=== Data for the task ===
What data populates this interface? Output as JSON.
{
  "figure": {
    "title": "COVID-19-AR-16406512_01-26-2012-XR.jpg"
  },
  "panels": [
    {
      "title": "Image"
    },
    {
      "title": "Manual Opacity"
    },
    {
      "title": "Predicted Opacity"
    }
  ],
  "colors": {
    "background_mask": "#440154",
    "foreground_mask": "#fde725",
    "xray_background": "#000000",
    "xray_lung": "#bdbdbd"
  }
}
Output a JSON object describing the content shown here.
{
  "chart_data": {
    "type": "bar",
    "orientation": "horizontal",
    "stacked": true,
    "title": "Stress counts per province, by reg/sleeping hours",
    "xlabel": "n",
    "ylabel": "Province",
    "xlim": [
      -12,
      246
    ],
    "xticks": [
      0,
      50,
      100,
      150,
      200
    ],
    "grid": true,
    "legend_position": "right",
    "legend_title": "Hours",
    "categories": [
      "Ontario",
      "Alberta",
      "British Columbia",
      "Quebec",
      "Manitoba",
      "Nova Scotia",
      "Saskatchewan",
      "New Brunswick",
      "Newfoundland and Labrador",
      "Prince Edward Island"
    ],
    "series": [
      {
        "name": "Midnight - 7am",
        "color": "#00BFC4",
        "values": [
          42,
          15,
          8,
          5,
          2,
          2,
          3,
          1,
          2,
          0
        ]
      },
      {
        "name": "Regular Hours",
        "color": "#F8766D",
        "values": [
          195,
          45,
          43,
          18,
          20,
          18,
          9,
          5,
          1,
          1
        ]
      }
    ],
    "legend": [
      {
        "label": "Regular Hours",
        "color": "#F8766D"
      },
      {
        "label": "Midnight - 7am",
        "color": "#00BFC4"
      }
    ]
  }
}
===
Request:
Look through the entries above and count each line holding "Opacity"; report the count alone.

Response:
2